• [Exercise instructions]
Find the line that contains "Transcribe the text in this document.". Then set down that line and all the lines after it, to the end of the records, exactly and with nothing added.

-=-=-=-=-

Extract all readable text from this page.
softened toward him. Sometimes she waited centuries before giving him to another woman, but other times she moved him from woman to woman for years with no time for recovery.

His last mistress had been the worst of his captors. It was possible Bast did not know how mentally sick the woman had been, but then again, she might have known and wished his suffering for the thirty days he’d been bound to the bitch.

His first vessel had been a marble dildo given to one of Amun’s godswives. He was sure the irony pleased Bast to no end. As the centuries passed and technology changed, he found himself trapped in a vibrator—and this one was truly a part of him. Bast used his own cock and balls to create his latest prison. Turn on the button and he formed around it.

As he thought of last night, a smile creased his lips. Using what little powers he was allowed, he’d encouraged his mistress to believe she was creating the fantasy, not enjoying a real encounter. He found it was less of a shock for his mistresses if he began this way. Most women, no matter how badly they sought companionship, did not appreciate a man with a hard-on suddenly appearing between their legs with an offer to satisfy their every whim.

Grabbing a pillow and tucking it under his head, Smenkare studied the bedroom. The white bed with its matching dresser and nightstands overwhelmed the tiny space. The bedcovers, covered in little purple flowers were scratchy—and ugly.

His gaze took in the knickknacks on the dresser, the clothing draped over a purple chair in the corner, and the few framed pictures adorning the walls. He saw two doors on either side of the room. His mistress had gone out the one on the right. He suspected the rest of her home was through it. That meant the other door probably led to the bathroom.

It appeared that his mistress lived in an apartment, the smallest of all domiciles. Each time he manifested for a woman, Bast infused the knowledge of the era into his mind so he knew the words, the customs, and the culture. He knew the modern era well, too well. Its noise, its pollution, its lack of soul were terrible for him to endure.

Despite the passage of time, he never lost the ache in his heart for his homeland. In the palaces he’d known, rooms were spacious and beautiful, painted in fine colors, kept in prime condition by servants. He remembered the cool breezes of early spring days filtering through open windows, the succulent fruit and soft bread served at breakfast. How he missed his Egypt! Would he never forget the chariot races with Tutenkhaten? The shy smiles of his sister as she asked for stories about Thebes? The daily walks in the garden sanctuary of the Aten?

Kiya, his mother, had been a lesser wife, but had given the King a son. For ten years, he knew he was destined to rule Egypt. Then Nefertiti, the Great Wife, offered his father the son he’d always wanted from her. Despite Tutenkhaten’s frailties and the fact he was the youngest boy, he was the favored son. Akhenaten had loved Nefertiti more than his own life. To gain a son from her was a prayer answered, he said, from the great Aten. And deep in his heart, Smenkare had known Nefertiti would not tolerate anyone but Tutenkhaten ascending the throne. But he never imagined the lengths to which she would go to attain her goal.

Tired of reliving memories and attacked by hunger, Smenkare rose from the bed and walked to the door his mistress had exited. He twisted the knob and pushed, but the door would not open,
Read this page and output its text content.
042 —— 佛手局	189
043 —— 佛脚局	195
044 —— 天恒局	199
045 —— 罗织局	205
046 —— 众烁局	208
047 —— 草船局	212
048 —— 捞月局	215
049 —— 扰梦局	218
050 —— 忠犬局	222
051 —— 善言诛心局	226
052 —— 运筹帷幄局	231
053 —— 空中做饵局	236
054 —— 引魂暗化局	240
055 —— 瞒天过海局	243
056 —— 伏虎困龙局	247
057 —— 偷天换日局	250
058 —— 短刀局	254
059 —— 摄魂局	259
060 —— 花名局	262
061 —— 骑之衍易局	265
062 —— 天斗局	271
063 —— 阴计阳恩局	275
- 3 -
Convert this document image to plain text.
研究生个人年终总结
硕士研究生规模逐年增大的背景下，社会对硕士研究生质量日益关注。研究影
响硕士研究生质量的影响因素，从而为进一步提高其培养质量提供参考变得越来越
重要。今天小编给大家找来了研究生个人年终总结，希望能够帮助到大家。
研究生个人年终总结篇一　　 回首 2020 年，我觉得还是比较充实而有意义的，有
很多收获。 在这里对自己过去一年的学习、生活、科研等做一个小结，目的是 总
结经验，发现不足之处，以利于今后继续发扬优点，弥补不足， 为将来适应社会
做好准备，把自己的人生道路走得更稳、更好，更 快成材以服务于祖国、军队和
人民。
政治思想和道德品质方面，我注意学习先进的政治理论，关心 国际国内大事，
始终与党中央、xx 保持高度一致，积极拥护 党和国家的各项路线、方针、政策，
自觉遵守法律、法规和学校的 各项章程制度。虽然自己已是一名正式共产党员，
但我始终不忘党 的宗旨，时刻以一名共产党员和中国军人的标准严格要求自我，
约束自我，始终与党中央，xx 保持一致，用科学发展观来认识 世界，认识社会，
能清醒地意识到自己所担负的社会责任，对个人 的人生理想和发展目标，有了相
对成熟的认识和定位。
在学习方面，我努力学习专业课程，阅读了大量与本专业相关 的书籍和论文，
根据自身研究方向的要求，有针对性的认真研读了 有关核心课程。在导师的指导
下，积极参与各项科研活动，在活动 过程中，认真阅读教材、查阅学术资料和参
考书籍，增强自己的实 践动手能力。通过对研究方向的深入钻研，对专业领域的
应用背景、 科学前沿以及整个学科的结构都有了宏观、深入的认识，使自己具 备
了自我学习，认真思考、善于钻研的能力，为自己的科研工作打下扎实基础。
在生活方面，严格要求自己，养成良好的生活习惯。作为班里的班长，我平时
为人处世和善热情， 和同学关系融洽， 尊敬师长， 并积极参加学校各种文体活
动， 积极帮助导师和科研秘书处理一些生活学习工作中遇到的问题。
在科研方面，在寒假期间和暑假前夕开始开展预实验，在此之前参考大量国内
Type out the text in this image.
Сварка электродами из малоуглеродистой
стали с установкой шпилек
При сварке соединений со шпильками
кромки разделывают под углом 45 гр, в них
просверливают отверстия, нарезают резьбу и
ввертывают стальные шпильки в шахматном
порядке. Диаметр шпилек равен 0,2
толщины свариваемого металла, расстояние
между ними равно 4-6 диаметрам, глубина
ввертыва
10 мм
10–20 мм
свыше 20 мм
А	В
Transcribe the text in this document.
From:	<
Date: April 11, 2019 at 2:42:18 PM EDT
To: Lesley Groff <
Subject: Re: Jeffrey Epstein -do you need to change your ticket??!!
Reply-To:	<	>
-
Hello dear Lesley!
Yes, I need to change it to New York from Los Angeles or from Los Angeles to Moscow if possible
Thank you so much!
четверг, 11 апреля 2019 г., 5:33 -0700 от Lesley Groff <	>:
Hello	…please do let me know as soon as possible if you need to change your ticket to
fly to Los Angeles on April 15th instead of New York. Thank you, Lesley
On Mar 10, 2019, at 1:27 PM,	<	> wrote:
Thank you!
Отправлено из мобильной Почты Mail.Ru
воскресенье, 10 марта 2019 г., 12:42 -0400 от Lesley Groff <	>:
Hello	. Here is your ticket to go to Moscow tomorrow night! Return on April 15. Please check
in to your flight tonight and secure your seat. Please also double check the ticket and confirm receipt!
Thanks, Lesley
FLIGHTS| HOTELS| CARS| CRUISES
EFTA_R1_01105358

-=-=-=-=-

• [Result of this exercise]
Transcribe the text in this document.
From:	<
Date: April 11, 2019 at 2:42:18 PM EDT
To: Lesley Groff <
Subject: Re: Jeffrey Epstein -do you need to change your ticket??!!
Reply-To:	<	>
-
Hello dear Lesley!
Yes, I need to change it to New York from Los Angeles or from Los Angeles to Moscow if possible
Thank you so much!
четверг, 11 апреля 2019 г., 5:33 -0700 от Lesley Groff <	>:
Hello	…please do let me know as soon as possible if you need to change your ticket to
fly to Los Angeles on April 15th instead of New York. Thank you, Lesley
On Mar 10, 2019, at 1:27 PM,	<	> wrote:
Thank you!
Отправлено из мобильной Почты Mail.Ru
воскресенье, 10 марта 2019 г., 12:42 -0400 от Lesley Groff <	>:
Hello	. Here is your ticket to go to Moscow tomorrow night! Return on April 15. Please check
in to your flight tonight and secure your seat. Please also double check the ticket and confirm receipt!
Thanks, Lesley
FLIGHTS| HOTELS| CARS| CRUISES
EFTA_R1_01105358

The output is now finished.